◆ MATERIAL FOR THE TASK ◆
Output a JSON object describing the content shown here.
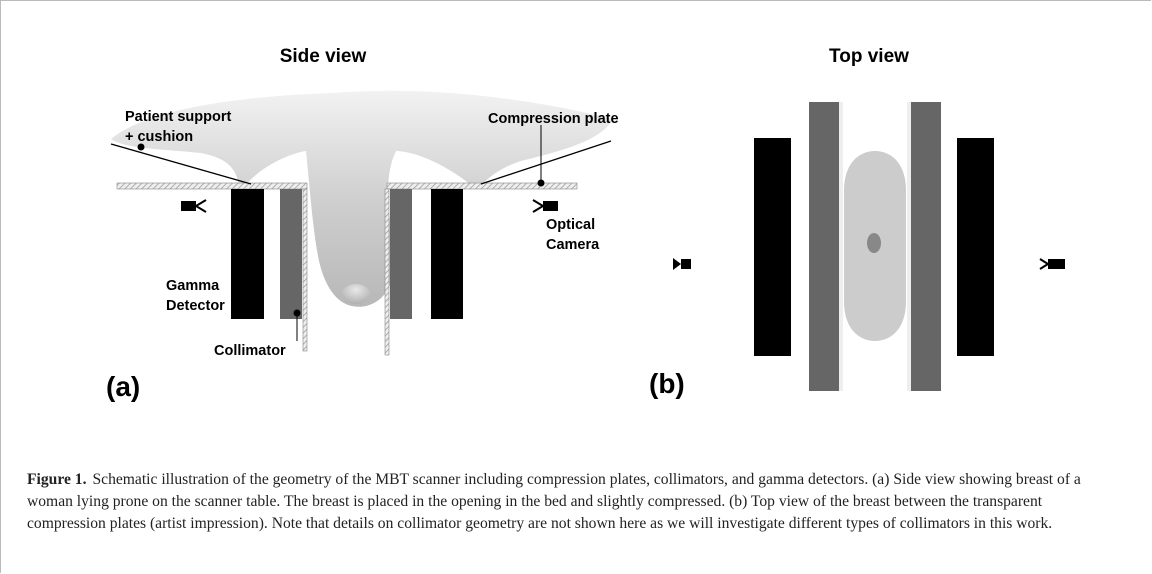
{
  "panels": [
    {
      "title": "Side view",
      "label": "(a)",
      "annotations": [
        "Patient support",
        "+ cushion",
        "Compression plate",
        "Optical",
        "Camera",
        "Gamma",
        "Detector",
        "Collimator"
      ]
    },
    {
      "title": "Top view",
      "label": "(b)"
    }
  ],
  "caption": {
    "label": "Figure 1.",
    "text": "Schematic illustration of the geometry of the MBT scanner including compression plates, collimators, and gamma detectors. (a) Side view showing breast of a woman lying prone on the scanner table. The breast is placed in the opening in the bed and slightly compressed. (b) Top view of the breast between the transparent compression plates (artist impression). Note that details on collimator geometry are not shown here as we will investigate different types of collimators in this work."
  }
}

◆ GIVEN INSTRUCTION ◆
The entries above are to be returned exactly, without their pictures.

◆ RESULT FOR THIS EXERCISE ◆
Output a JSON object describing the content shown here.
{
  "panels": [
    {
      "title": "Side view",
      "label": "(a)",
      "annotations": [
        "Patient support",
        "+ cushion",
        "Compression plate",
        "Optical",
        "Camera",
        "Gamma",
        "Detector",
        "Collimator"
      ]
    },
    {
      "title": "Top view",
      "label": "(b)"
    }
  ],
  "caption": {
    "label": "Figure 1.",
    "text": "Schematic illustration of the geometry of the MBT scanner including compression plates, collimators, and gamma detectors. (a) Side view showing breast of a woman lying prone on the scanner table. The breast is placed in the opening in the bed and slightly compressed. (b) Top view of the breast between the transparent compression plates (artist impression). Note that details on collimator geometry are not shown here as we will investigate different types of collimators in this work."
  }
}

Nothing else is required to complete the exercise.